Short task:
Render every entry exactly as it appears.

━━━━━ Dataset excerpts

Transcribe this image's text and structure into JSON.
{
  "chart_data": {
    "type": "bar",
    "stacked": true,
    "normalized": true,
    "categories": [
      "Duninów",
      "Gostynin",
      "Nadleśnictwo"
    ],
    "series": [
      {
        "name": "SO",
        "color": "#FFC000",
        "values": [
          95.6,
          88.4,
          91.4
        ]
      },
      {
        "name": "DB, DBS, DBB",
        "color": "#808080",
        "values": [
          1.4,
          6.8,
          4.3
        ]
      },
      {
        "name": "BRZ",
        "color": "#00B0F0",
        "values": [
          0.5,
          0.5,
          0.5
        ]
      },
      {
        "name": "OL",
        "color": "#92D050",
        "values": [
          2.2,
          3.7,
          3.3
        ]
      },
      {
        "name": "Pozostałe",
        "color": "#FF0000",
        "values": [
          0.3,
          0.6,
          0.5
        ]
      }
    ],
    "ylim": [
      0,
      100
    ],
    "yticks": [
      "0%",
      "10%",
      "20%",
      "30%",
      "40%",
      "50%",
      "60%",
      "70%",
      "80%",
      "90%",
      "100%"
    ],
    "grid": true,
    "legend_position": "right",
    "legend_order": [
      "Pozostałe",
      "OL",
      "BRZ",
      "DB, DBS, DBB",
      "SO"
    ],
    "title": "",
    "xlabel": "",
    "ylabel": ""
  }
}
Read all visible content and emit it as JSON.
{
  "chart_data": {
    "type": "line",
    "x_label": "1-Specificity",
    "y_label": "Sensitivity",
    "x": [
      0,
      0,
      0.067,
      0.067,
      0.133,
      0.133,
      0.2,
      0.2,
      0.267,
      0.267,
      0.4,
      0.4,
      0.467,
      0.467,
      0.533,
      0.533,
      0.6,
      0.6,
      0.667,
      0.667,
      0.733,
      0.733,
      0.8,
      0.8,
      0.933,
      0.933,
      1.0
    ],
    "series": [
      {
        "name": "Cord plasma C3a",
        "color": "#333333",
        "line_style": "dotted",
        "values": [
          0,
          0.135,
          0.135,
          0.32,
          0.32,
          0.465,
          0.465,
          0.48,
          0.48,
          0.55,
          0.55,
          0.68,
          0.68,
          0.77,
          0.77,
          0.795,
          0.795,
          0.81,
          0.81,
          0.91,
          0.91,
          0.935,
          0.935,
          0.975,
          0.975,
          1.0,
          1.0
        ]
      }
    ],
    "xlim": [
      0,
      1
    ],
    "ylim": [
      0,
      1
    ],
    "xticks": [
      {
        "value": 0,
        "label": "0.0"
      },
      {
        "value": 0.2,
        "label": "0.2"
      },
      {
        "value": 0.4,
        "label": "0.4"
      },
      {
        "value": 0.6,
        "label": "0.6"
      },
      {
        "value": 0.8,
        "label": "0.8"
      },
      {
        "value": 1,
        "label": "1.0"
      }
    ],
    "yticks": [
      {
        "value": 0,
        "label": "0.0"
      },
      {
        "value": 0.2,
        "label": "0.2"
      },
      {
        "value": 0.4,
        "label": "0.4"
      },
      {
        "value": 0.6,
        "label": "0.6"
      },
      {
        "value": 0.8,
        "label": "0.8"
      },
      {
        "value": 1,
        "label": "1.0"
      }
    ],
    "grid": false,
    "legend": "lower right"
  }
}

━━━━━━━━━━

Answer to this task:
Transcribe this image's text and structure into JSON.
{
  "chart_data": {
    "type": "bar",
    "stacked": true,
    "normalized": true,
    "categories": [
      "Duninów",
      "Gostynin",
      "Nadleśnictwo"
    ],
    "series": [
      {
        "name": "SO",
        "color": "#FFC000",
        "values": [
          95.6,
          88.4,
          91.4
        ]
      },
      {
        "name": "DB, DBS, DBB",
        "color": "#808080",
        "values": [
          1.4,
          6.8,
          4.3
        ]
      },
      {
        "name": "BRZ",
        "color": "#00B0F0",
        "values": [
          0.5,
          0.5,
          0.5
        ]
      },
      {
        "name": "OL",
        "color": "#92D050",
        "values": [
          2.2,
          3.7,
          3.3
        ]
      },
      {
        "name": "Pozostałe",
        "color": "#FF0000",
        "values": [
          0.3,
          0.6,
          0.5
        ]
      }
    ],
    "ylim": [
      0,
      100
    ],
    "yticks": [
      "0%",
      "10%",
      "20%",
      "30%",
      "40%",
      "50%",
      "60%",
      "70%",
      "80%",
      "90%",
      "100%"
    ],
    "grid": true,
    "legend_position": "right",
    "legend_order": [
      "Pozostałe",
      "OL",
      "BRZ",
      "DB, DBS, DBB",
      "SO"
    ],
    "title": "",
    "xlabel": "",
    "ylabel": ""
  }
}
Read all visible content and emit it as JSON.
{
  "chart_data": {
    "type": "line",
    "x_label": "1-Specificity",
    "y_label": "Sensitivity",
    "x": [
      0,
      0,
      0.067,
      0.067,
      0.133,
      0.133,
      0.2,
      0.2,
      0.267,
      0.267,
      0.4,
      0.4,
      0.467,
      0.467,
      0.533,
      0.533,
      0.6,
      0.6,
      0.667,
      0.667,
      0.733,
      0.733,
      0.8,
      0.8,
      0.933,
      0.933,
      1.0
    ],
    "series": [
      {
        "name": "Cord plasma C3a",
        "color": "#333333",
        "line_style": "dotted",
        "values": [
          0,
          0.135,
          0.135,
          0.32,
          0.32,
          0.465,
          0.465,
          0.48,
          0.48,
          0.55,
          0.55,
          0.68,
          0.68,
          0.77,
          0.77,
          0.795,
          0.795,
          0.81,
          0.81,
          0.91,
          0.91,
          0.935,
          0.935,
          0.975,
          0.975,
          1.0,
          1.0
        ]
      }
    ],
    "xlim": [
      0,
      1
    ],
    "ylim": [
      0,
      1
    ],
    "xticks": [
      {
        "value": 0,
        "label": "0.0"
      },
      {
        "value": 0.2,
        "label": "0.2"
      },
      {
        "value": 0.4,
        "label": "0.4"
      },
      {
        "value": 0.6,
        "label": "0.6"
      },
      {
        "value": 0.8,
        "label": "0.8"
      },
      {
        "value": 1,
        "label": "1.0"
      }
    ],
    "yticks": [
      {
        "value": 0,
        "label": "0.0"
      },
      {
        "value": 0.2,
        "label": "0.2"
      },
      {
        "value": 0.4,
        "label": "0.4"
      },
      {
        "value": 0.6,
        "label": "0.6"
      },
      {
        "value": 0.8,
        "label": "0.8"
      },
      {
        "value": 1,
        "label": "1.0"
      }
    ],
    "grid": false,
    "legend": "lower right"
  }
}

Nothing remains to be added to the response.